* **HOW TO COMPLETE THIS TASK**
From the text on pathology services, transcribe word for word the stretch from "Head of Pathology" through "and future plans.".

Head of Pathology Services Consolidation at NHS Improvement, David Wells, sets out the progress made on the 29 networks and looks at the next steps and future plans.
 

As the NHS enters its 70th year, one constant has been the provision of universal healthcare, the other constant has been change. Change in approach, change in patients, change in technology, change in treatment and change in staff. Change for organisations as large and complex as the NHS is challenging. In pathology it has been long known that the current configuration of services is inefficient and demonstrates variation in terms of cost and quality. When compared to international services we do not operate at the size and scale of other services meaning that we require more people and more expensive equipment to provide our services. Innovation and adoption of new methods and techniques takes longer and is adopted inconsistently across the country. This is all at a time when we have a demonstrable workforce shortage, when funding for capital equipment is becoming harder to secure and when adoption of new techniques to support personalised medicine is becoming an imperative to diagnose disease earlier and improve our patient outcomes. This lack of size and scale also means we operate with several single points of failure that impacts upon hospital and community care. The most recent report authored by Lord Carter of Coles for the Department of Health, entitled Operational Productivity and Performance in English NHS Acute Hospitals: Unwarranted Variations, demonstrated that this is true across healthcare not just in pathology. One of the biggest obstacles in driving change has been a clear national plan and comparative data. NHS Improvement was given the task to change that.

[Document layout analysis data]
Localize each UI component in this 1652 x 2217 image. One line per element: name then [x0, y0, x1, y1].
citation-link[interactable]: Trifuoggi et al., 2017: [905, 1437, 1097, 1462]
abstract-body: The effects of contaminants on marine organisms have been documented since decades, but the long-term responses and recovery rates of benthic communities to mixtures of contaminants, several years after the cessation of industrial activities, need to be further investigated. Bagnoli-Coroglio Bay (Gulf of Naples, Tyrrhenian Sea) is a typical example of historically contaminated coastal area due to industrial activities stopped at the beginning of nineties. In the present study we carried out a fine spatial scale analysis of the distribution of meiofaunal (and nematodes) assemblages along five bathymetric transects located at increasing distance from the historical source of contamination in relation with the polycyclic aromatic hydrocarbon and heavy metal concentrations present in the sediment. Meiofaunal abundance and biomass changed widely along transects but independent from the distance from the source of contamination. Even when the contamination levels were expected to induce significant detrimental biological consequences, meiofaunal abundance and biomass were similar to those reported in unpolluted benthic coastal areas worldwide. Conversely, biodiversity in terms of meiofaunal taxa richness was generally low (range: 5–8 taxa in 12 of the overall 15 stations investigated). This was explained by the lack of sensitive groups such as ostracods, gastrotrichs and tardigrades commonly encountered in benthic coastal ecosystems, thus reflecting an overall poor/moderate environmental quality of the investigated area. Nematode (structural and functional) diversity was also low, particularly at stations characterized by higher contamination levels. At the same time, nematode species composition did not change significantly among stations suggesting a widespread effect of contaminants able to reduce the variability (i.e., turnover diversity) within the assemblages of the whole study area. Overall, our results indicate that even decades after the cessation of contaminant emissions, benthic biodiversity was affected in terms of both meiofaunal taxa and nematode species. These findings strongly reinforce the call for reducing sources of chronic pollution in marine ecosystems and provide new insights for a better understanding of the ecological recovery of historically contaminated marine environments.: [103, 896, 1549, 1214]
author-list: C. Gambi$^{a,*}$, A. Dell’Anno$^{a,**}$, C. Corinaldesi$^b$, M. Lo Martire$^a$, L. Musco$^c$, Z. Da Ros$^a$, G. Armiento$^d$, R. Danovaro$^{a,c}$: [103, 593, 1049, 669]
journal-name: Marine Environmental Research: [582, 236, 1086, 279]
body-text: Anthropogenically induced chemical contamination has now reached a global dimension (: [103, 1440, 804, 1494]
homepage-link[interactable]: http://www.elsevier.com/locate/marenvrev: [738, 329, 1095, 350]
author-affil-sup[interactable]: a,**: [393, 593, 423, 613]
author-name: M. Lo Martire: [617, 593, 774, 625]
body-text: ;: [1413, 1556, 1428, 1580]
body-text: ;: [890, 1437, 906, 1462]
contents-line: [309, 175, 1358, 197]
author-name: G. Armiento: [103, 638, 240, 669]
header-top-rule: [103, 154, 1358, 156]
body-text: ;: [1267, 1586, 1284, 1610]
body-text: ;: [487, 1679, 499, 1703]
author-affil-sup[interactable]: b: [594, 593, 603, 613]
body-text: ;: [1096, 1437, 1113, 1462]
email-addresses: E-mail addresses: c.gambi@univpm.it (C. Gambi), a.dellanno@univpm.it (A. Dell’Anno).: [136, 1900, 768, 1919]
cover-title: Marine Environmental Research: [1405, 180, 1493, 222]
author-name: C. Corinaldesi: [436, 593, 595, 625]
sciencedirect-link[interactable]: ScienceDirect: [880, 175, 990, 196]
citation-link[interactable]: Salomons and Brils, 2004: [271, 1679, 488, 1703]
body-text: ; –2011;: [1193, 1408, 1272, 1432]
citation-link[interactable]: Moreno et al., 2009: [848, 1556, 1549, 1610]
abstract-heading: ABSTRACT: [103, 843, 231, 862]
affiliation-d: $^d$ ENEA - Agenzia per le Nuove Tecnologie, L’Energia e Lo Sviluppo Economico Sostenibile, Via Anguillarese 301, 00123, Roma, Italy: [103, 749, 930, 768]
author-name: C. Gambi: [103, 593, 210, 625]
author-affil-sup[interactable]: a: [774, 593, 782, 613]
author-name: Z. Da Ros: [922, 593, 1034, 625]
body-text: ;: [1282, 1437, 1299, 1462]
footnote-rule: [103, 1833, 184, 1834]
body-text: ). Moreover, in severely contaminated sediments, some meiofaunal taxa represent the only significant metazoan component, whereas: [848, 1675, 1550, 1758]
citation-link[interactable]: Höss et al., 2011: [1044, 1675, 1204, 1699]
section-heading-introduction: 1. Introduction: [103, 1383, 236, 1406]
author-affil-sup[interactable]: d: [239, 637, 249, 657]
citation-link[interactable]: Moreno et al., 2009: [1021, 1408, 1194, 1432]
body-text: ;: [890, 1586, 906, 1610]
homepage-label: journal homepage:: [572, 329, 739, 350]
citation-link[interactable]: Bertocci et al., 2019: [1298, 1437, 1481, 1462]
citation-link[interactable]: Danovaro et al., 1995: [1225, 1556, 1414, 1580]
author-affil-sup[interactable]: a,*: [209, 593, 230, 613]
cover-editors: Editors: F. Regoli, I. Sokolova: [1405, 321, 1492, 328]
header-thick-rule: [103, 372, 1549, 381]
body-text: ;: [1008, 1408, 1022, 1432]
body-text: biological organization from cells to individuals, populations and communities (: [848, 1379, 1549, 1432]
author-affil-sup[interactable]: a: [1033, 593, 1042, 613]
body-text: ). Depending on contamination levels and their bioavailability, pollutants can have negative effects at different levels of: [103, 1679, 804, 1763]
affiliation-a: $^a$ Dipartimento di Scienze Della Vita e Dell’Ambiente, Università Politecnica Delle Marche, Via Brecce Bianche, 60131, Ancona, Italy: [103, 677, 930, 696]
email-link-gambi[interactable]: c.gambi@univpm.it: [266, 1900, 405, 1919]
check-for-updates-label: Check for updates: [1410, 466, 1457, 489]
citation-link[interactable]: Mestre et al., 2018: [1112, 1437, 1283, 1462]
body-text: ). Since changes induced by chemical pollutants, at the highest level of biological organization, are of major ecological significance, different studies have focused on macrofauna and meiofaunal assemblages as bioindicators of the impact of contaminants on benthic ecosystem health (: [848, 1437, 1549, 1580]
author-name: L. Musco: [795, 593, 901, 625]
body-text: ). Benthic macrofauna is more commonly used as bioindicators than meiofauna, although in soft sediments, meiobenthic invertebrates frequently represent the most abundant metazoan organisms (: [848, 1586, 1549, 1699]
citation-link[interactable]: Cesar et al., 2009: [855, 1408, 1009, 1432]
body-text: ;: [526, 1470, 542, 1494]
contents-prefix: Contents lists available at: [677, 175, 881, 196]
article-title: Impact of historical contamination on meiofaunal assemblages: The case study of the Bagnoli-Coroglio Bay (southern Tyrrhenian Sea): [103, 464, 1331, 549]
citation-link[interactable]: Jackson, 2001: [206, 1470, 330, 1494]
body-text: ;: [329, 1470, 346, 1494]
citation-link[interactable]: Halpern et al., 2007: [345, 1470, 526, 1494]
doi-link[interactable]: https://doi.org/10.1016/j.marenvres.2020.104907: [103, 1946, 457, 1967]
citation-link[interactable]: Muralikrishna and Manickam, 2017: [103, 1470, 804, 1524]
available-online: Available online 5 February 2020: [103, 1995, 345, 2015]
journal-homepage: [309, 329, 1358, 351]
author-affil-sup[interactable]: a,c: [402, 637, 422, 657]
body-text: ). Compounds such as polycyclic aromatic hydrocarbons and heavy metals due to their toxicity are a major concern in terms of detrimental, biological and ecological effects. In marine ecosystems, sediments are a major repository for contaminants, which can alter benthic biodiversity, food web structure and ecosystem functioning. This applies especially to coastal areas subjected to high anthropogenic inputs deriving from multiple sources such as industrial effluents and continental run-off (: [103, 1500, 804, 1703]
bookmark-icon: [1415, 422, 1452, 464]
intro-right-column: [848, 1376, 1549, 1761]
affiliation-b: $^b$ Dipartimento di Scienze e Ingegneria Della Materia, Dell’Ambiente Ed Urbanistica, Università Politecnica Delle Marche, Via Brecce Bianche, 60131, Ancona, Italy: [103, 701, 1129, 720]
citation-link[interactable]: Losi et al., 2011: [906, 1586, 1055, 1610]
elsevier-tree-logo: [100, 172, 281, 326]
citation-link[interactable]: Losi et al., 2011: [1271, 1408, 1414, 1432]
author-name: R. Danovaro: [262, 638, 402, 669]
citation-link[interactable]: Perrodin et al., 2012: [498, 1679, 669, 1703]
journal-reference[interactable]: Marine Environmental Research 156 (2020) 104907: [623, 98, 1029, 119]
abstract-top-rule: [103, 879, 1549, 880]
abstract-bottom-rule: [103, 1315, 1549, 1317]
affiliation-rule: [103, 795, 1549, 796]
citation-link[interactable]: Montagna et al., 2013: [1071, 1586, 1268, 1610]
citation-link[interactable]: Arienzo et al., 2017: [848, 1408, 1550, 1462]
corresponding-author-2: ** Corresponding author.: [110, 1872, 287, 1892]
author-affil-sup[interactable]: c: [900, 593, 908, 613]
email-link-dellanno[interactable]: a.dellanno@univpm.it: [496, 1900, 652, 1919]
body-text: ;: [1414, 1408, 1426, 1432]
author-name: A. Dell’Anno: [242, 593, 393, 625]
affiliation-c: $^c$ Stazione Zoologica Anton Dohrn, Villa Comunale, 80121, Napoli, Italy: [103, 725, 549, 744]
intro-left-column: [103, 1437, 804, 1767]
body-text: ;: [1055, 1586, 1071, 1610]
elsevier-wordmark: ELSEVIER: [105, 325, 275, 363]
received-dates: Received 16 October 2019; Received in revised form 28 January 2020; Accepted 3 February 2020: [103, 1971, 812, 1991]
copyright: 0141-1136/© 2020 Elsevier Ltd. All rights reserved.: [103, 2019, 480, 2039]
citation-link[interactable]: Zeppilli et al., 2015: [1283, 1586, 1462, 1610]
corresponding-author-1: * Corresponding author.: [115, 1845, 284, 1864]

* **WRITTEN REPLY**
Head of Pathology Services Consolidation at NHS Improvement, David Wells, sets out the progress made on the 29 networks and looks at the next steps and future plans.